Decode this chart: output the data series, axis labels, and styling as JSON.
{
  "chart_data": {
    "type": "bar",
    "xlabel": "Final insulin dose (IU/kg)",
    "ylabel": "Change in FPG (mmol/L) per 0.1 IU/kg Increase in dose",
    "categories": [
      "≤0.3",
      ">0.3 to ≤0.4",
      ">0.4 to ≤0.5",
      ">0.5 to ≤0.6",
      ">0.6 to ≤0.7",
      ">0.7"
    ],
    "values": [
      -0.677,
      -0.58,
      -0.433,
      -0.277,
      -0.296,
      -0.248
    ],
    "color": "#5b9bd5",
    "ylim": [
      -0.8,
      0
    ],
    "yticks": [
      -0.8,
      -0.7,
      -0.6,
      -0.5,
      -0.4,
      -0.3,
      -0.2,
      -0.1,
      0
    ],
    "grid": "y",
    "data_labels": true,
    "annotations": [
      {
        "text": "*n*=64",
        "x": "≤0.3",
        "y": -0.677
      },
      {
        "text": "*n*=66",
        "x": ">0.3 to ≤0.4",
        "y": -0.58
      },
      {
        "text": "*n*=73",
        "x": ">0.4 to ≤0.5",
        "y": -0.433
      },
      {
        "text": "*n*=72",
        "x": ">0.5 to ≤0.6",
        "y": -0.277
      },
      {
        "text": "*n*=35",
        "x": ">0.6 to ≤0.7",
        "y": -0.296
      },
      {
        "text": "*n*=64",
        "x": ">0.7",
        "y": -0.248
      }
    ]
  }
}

**Goal of the exercise**.
Copy out each line of the entries that holds "text".

**Task result**.
        "text": "*n*=64",
        "text": "*n*=66",
        "text": "*n*=73",
        "text": "*n*=72",
        "text": "*n*=35",
        "text": "*n*=64",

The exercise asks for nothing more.